> SHORT TASK
Extract each line of the data and write it out again exactly.

Extracted records

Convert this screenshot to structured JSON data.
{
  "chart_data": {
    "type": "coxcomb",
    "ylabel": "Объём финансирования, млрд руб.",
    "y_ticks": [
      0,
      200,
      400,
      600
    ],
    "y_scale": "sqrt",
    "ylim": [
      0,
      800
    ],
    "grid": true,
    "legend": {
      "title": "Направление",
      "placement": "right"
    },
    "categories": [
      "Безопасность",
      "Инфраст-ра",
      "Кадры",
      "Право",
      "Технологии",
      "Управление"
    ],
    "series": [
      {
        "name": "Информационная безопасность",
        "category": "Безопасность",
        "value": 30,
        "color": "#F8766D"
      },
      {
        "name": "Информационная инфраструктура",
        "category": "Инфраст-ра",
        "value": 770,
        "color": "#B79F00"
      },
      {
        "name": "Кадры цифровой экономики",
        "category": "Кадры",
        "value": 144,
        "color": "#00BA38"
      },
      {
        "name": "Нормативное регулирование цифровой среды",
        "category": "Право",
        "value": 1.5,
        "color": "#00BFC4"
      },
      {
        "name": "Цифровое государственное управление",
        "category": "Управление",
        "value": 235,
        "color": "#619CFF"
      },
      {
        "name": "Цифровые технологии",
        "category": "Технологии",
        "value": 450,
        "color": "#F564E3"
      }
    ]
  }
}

> TASK RESULT
Convert this screenshot to structured JSON data.
{
  "chart_data": {
    "type": "coxcomb",
    "ylabel": "Объём финансирования, млрд руб.",
    "y_ticks": [
      0,
      200,
      400,
      600
    ],
    "y_scale": "sqrt",
    "ylim": [
      0,
      800
    ],
    "grid": true,
    "legend": {
      "title": "Направление",
      "placement": "right"
    },
    "categories": [
      "Безопасность",
      "Инфраст-ра",
      "Кадры",
      "Право",
      "Технологии",
      "Управление"
    ],
    "series": [
      {
        "name": "Информационная безопасность",
        "category": "Безопасность",
        "value": 30,
        "color": "#F8766D"
      },
      {
        "name": "Информационная инфраструктура",
        "category": "Инфраст-ра",
        "value": 770,
        "color": "#B79F00"
      },
      {
        "name": "Кадры цифровой экономики",
        "category": "Кадры",
        "value": 144,
        "color": "#00BA38"
      },
      {
        "name": "Нормативное регулирование цифровой среды",
        "category": "Право",
        "value": 1.5,
        "color": "#00BFC4"
      },
      {
        "name": "Цифровое государственное управление",
        "category": "Управление",
        "value": 235,
        "color": "#619CFF"
      },
      {
        "name": "Цифровые технологии",
        "category": "Технологии",
        "value": 450,
        "color": "#F564E3"
      }
    ]
  }
}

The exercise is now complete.